» Given exercise A
Duplicate the records from the line containing "Where are 21" through the line containing "y-tick-label: 5: [49, 212, 57, 224]", inclusive, and leave the pictures out of your copy.

» Selected passage
◆ ◆ ◆

In response to my add-on comment that one of the purposes of Boomerocity is to inform baby boomers of the latest work and activities of our heroes from back in the day, Mitch said, “I appreciate that so much because I have a great volume of work created but it’s all been overseas. As far as the American public knows, the last time I’ve had anything out here was the Mellencamp album in ’83 (Never Kick a Sleeping Dog). That was the last time I charted and that was a feat in itself considering most of my stuff was from the sixties.
“So, for all intents and purposes, unless they see me on a tour - if they see me, they’ll remember me. But, out of sight, out of mind, you know? That’s pretty much what it is. It’s not about a shrinking demographic. They’re still alive, most of them. They just don’t know. They don’t know where I am. They don’t hear about me. Now, these two projects are coming, we’re getting some attention for them. Hopefully, it will all work out for the best.”
I commented that the book caused me to wince a lot. He chortled, “YOU winced a lot? I couldn’t go to the bathroom for three days after one paragraph!” When I said that I put myself into his shoes as I was reading Devils, he chuckled and said, “You must have gray hair by now!”
The foundation of Mitch’s career is set in his R&B days in the greater Detroit area – particularly when he was with a black group called the Peps. Because of comments I’ve heard during my interviews with greats like Bonnie Bramlett and Rob Parissi – both of whom cut their teeth in black dominated genres – I asked Mitch what were some of the experiences he’s had working in a black world.
“I have had in the past mixed groups in terms of ethnicity. But my biggest reference was to one of my earliest experiences when I was first coming up and I became part of an a cappella group at their invitation. They were called The Peps. It was an all black group except for me. What I learned was two things and I think I did a pretty good job in describing those in the book. First of all, my parents weren’t racists so I didn’t have any fears or any of that going into my relationships with those people. We worked in the same place. We were friends. You know? Music is beautiful for that. Music is color blind so it’s just a wonderful place to come from.
“They allowed me to sing with them and learn from them and actually learn to sing the music that I wanted to sing which was R&B. I was in the Varsity Choir and was being trained by my vocal instructor to sing classical and semi-classical music and I had won awards for doing that in the Michigan area. When I became successful and he’d hear the kind of music I was doing, he went out of his mind. It was like he had thrown away five years of his life training this man. He taught me to breath from the stomach and when you do R&B your energy’s coming from your throat and not your stomach. So he just flipped right out.

◆ ◆ ◆

[Annotated element listings]

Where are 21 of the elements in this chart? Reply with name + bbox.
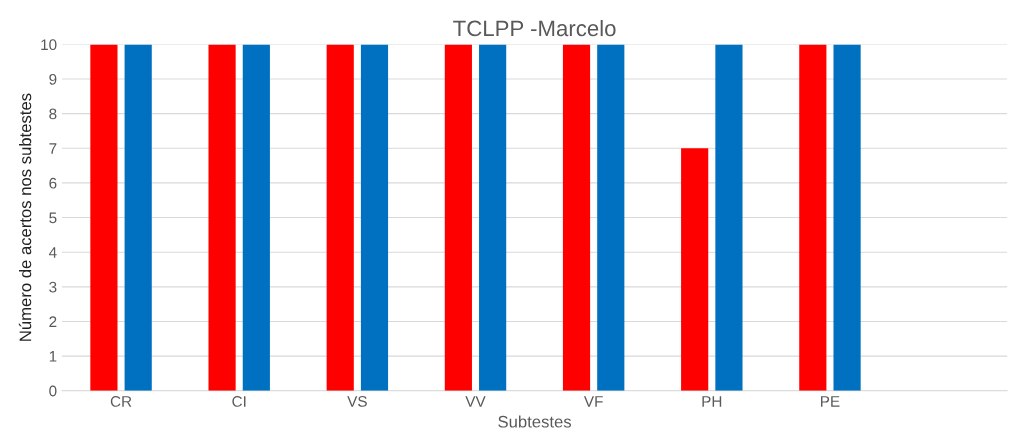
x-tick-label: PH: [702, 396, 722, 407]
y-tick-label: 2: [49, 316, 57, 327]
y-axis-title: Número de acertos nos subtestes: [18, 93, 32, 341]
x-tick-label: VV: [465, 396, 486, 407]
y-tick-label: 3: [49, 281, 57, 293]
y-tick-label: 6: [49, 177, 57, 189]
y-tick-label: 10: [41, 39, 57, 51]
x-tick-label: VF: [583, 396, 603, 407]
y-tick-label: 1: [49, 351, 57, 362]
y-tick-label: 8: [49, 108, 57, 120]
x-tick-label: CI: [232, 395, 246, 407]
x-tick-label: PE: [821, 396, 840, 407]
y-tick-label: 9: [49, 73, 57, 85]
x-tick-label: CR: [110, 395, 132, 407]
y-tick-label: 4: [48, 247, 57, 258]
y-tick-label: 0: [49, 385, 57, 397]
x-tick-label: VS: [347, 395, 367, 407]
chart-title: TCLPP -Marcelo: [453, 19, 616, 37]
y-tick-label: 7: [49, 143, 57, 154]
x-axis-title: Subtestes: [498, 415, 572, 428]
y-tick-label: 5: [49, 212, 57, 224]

◆ ◆ ◆

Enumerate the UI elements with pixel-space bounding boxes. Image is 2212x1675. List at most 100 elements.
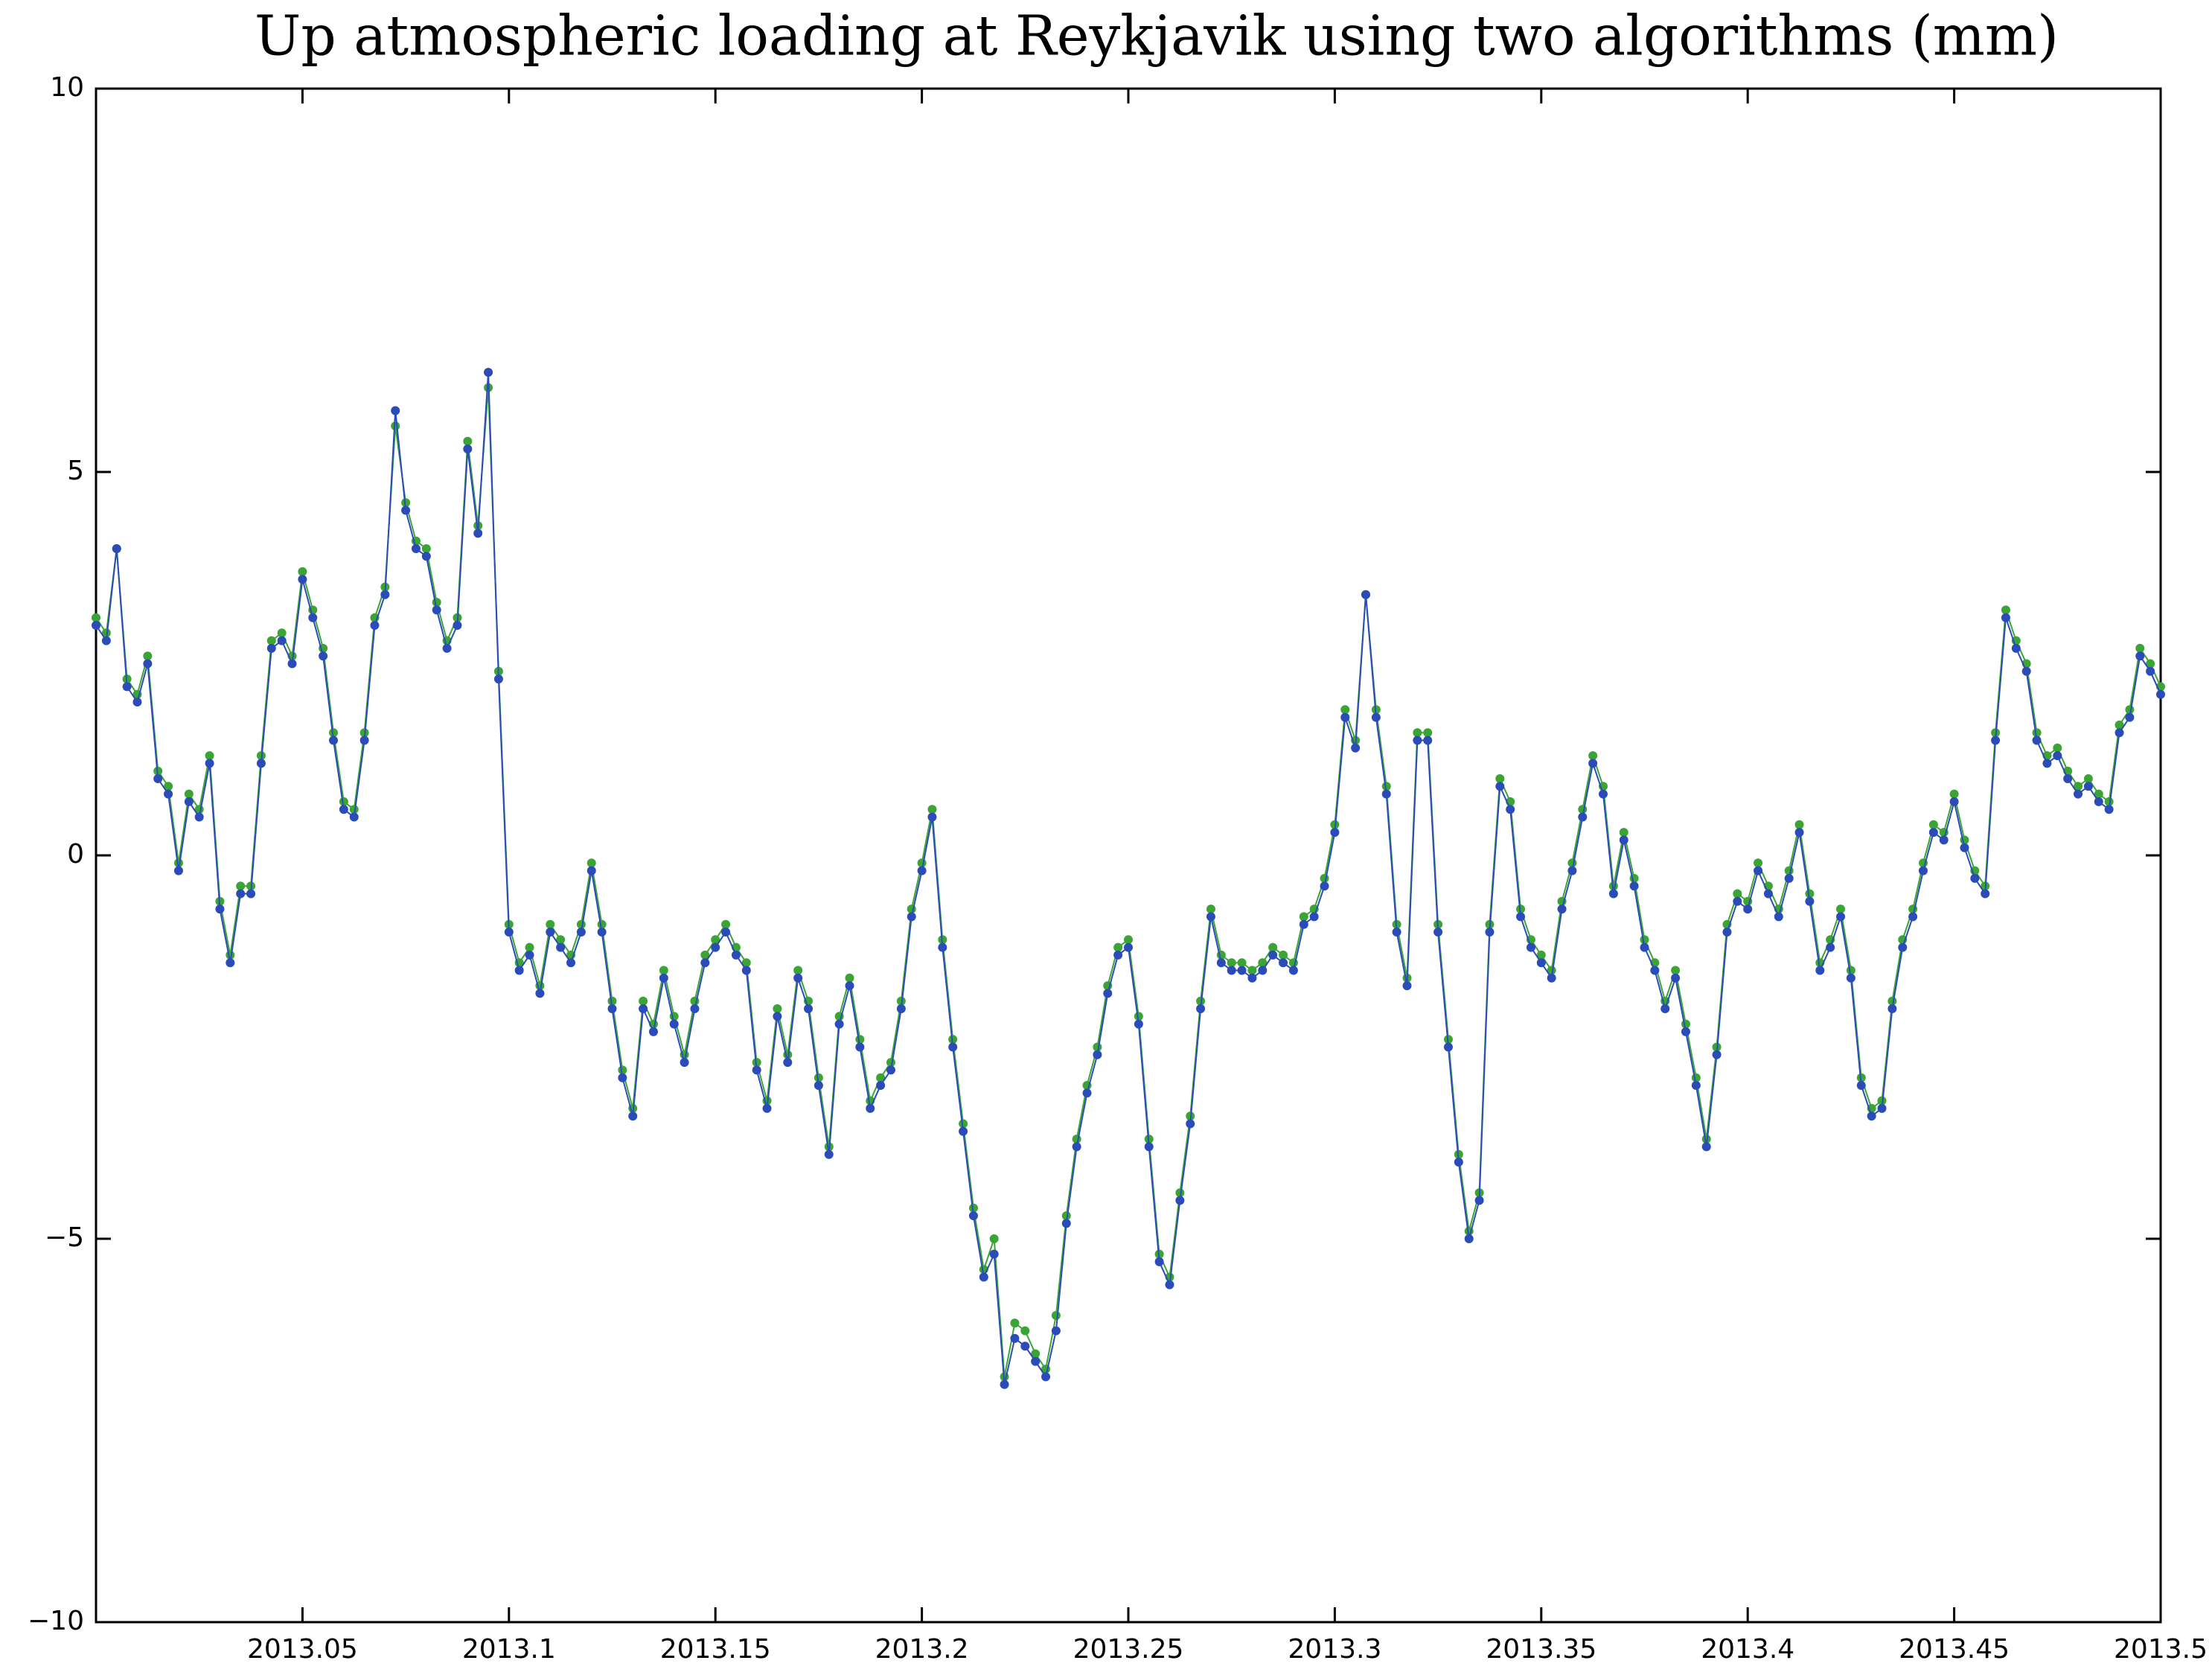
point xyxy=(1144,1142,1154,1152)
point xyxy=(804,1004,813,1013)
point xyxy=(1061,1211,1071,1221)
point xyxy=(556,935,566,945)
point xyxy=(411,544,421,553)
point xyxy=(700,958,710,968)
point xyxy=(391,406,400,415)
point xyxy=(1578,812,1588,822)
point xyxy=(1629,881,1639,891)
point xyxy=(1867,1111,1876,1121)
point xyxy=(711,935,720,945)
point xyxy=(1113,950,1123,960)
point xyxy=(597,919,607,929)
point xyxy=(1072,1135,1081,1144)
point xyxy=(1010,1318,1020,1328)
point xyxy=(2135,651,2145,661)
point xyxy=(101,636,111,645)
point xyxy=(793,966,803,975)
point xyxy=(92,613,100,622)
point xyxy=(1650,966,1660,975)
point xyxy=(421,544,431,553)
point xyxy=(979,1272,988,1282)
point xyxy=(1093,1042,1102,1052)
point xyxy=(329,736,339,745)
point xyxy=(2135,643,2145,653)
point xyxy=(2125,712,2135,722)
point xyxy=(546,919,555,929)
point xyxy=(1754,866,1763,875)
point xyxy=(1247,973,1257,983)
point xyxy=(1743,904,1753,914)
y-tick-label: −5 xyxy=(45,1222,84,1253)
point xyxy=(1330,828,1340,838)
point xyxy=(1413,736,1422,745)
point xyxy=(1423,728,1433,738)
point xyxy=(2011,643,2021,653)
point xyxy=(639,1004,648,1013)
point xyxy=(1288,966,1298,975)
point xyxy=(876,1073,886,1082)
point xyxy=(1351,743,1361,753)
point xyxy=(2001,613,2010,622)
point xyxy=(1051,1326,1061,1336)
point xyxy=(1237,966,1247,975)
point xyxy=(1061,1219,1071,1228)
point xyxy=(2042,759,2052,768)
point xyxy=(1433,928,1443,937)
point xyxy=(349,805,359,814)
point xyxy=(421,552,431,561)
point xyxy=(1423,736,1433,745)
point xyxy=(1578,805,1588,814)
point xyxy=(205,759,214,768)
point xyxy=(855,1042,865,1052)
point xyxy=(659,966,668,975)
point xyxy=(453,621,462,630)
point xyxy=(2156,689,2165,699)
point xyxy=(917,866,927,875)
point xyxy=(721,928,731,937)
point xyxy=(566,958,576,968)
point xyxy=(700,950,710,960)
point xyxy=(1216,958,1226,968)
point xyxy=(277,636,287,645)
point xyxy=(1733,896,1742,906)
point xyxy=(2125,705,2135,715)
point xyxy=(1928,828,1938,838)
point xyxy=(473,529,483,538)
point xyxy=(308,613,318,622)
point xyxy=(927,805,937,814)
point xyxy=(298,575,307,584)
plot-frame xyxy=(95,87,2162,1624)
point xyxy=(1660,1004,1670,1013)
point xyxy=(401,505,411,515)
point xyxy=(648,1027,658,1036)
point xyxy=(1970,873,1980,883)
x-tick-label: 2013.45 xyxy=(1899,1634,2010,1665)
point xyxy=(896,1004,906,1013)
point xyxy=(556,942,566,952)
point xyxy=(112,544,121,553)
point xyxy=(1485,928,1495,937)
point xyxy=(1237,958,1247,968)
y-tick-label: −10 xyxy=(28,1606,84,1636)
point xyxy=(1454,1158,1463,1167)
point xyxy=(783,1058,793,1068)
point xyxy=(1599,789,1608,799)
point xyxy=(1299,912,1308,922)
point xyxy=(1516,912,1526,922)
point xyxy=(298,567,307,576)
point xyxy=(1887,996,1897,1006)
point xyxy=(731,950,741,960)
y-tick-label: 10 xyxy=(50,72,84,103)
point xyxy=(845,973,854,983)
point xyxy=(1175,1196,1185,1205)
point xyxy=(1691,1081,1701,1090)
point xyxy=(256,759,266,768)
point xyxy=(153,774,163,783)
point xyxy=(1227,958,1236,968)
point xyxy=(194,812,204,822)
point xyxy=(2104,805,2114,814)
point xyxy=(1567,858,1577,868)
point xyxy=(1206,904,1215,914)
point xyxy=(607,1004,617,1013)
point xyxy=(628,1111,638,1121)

◆ ◆ ◆

» Given exercise B
In the interview excerpt, set down the words between "I commented that" and "a black world.", inclusive, without changing anything.

» Final result A
Where are 21 of the elements in this chart? Reply with name + bbox.
x-tick-label: PH: [702, 396, 722, 407]
y-tick-label: 2: [49, 316, 57, 327]
y-axis-title: Número de acertos nos subtestes: [18, 93, 32, 341]
x-tick-label: VV: [465, 396, 486, 407]
y-tick-label: 3: [49, 281, 57, 293]
y-tick-label: 6: [49, 177, 57, 189]
y-tick-label: 10: [41, 39, 57, 51]
x-tick-label: VF: [583, 396, 603, 407]
y-tick-label: 1: [49, 351, 57, 362]
y-tick-label: 8: [49, 108, 57, 120]
x-tick-label: CI: [232, 395, 246, 407]
x-tick-label: PE: [821, 396, 840, 407]
y-tick-label: 9: [49, 73, 57, 85]
x-tick-label: CR: [110, 395, 132, 407]
y-tick-label: 4: [48, 247, 57, 258]
y-tick-label: 0: [49, 385, 57, 397]
x-tick-label: VS: [347, 395, 367, 407]
chart-title: TCLPP -Marcelo: [453, 19, 616, 37]
y-tick-label: 7: [49, 143, 57, 154]
x-axis-title: Subtestes: [498, 415, 572, 428]
y-tick-label: 5: [49, 212, 57, 224]

» Final result B
I commented that the book caused me to wince a lot. He chortled, “YOU winced a lot? I couldn’t go to the bathroom for three days after one paragraph!” When I said that I put myself into his shoes as I was reading Devils, he chuckled and said, “You must have gray hair by now!”
The foundation of Mitch’s career is set in his R&B days in the greater Detroit area – particularly when he was with a black group called the Peps. Because of comments I’ve heard during my interviews with greats like Bonnie Bramlett and Rob Parissi – both of whom cut their teeth in black dominated genres – I asked Mitch what were some of the experiences he’s had working in a black world.